┏━━

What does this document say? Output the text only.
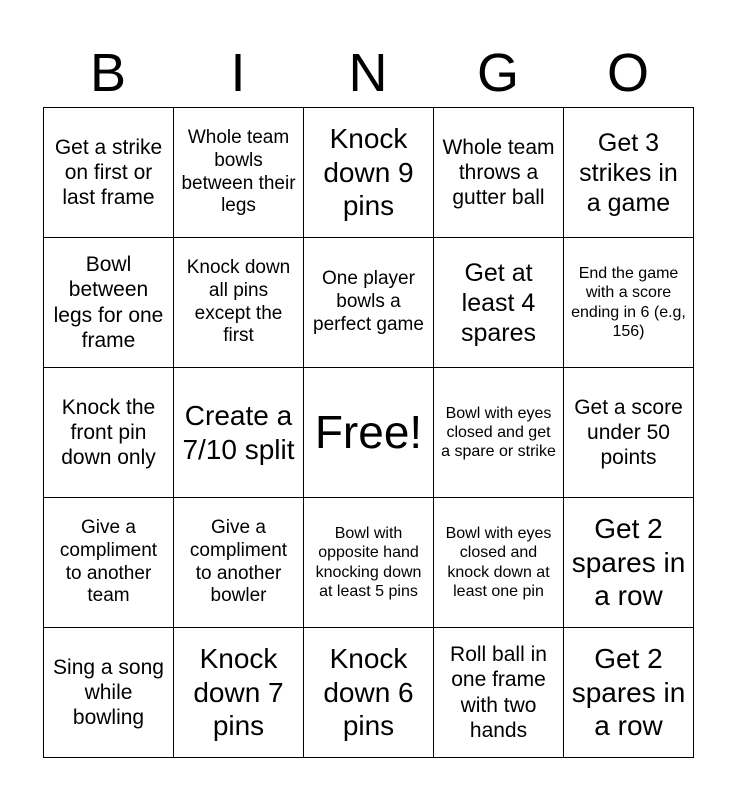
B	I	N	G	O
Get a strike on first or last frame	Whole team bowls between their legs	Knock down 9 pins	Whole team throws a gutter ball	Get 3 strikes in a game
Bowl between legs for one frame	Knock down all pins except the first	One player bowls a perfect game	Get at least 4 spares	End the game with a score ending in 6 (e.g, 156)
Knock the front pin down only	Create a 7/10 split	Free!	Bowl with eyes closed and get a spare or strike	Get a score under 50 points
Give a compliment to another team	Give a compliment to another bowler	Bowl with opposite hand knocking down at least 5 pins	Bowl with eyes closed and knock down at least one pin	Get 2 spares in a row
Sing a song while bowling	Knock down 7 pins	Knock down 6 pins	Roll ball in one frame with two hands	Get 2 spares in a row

┗━━

Gather and return every line that holds the string "bowls".

> Exercise response
Get a strike on first or last frame	Whole team bowls between their legs	Knock down 9 pins	Whole team throws a gutter ball	Get 3 strikes in a game
Bowl between legs for one frame	Knock down all pins except the first	One player bowls a perfect game	Get at least 4 spares	End the game with a score ending in 6 (e.g, 156)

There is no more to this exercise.